** Written problem **
Go through the material below and copy all lines with "type".

** Information supplied **
"""
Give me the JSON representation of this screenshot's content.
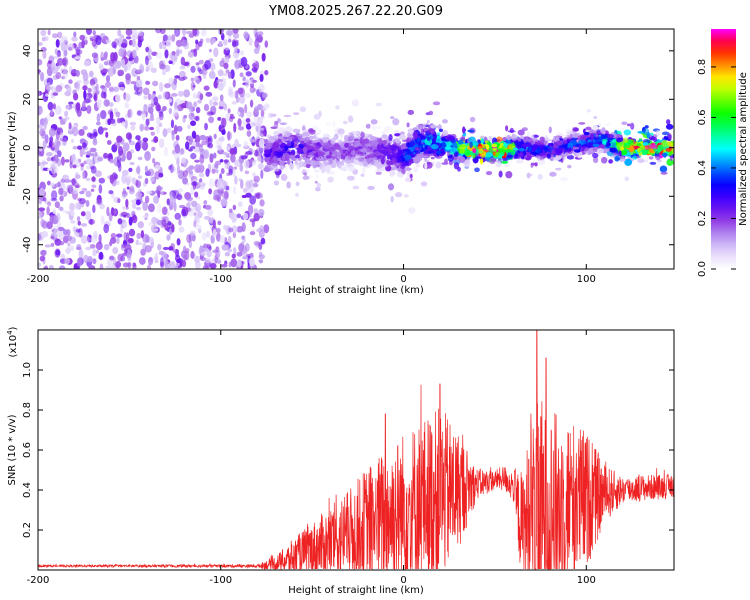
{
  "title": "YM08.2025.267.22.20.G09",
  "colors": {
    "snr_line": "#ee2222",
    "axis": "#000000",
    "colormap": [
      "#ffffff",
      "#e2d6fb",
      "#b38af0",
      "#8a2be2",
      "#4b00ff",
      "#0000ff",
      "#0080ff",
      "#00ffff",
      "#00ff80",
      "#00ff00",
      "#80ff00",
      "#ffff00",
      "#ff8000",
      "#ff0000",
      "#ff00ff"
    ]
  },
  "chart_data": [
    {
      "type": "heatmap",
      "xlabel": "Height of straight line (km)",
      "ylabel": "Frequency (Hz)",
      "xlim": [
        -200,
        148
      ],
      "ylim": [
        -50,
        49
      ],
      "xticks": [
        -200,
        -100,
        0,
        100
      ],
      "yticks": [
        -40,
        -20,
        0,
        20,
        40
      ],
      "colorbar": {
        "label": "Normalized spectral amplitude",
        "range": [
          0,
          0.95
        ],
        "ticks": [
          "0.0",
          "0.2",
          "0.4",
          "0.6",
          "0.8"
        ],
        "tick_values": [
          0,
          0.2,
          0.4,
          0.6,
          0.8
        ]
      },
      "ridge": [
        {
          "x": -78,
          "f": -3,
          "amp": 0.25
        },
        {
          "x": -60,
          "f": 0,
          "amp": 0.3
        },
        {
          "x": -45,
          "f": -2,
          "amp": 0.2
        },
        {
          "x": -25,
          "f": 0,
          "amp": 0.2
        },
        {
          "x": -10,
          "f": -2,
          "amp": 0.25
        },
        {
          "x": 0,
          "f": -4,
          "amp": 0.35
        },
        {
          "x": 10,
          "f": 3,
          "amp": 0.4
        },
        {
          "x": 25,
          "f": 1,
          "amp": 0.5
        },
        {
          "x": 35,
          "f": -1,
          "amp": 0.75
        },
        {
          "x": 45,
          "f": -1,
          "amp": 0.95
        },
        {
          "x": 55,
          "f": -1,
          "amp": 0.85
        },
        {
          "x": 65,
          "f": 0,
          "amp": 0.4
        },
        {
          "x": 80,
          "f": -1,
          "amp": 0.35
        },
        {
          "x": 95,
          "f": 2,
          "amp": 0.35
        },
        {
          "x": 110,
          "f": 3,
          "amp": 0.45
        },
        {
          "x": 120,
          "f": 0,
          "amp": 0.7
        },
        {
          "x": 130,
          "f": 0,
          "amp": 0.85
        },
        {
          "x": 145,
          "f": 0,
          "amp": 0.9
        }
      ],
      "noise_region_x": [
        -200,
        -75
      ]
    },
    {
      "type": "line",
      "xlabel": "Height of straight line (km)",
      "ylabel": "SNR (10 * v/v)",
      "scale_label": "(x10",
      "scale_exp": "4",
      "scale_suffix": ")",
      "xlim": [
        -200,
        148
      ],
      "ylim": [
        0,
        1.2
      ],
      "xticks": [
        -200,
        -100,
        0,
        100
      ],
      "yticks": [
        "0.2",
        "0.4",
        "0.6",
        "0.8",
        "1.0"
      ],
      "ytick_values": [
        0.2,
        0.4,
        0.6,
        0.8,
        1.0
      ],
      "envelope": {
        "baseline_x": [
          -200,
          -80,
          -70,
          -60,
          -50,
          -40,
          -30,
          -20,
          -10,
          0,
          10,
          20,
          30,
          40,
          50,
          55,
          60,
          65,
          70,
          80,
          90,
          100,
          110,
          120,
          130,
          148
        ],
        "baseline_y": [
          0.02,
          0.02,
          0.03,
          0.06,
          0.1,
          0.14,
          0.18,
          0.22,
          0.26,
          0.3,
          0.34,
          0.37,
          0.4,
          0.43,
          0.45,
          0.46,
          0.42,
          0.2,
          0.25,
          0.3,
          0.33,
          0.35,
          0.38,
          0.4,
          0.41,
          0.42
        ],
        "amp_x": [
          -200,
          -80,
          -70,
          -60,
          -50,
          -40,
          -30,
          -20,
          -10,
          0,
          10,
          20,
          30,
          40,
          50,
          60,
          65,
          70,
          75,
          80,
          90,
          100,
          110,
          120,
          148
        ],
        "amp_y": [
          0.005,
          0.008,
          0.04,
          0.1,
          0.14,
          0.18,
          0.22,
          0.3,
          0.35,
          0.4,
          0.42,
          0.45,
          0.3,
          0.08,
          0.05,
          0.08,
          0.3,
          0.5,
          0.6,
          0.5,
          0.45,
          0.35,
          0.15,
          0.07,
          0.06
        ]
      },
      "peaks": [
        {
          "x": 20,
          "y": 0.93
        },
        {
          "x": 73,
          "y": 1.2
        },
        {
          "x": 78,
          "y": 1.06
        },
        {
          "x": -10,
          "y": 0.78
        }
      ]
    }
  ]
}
"""
"""
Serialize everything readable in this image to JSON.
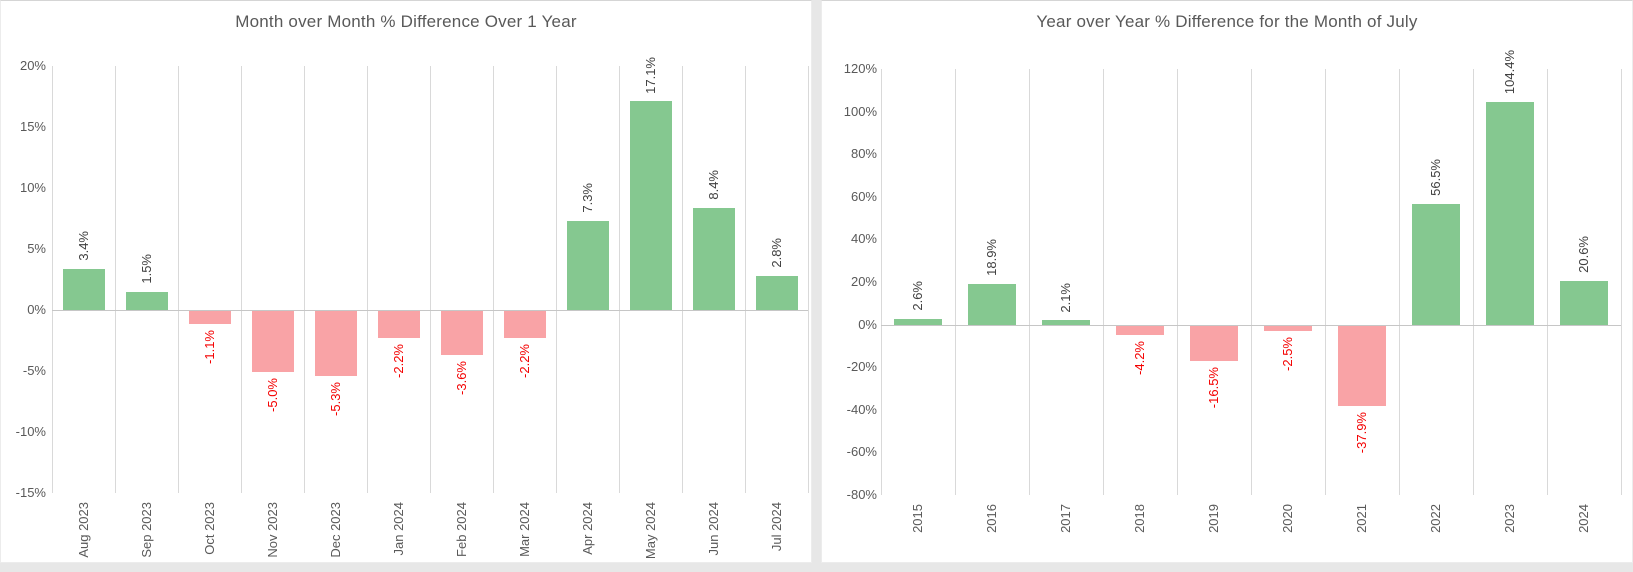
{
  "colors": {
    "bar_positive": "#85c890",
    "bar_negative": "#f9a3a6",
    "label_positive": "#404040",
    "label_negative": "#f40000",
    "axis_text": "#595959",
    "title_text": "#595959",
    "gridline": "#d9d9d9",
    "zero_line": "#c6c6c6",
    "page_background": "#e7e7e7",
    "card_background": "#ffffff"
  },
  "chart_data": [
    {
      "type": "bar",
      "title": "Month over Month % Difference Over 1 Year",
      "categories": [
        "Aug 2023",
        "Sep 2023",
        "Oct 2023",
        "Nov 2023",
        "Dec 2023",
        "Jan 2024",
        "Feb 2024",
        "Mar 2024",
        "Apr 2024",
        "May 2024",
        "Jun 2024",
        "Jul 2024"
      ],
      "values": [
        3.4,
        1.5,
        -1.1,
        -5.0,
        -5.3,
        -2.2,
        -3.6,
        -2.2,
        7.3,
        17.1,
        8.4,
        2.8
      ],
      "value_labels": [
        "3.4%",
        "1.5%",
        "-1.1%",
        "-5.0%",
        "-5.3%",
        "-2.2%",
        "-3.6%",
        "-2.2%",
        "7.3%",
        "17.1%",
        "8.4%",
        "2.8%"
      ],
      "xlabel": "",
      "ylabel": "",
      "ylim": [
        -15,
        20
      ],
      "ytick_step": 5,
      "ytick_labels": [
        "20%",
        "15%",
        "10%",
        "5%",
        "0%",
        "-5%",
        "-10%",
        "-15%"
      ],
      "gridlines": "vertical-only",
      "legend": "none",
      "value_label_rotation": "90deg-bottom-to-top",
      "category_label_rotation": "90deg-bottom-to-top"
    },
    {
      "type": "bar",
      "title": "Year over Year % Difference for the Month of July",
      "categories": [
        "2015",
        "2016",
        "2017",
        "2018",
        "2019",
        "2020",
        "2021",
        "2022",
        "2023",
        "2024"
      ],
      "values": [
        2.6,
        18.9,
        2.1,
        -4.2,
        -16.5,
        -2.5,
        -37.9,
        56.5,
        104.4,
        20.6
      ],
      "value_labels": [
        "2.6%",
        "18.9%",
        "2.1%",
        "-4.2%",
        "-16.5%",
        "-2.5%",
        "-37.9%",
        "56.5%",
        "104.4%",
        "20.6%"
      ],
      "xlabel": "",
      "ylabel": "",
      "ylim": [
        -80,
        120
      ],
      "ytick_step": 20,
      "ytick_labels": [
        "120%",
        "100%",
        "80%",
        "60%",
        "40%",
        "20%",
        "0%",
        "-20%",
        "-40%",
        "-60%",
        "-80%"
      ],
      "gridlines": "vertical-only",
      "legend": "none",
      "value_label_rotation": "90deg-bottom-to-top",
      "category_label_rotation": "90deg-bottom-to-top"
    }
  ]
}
"""
** Final answer **
      "type": "heatmap",
      "type": "line",
      "type": "bar",
      "type": "bar",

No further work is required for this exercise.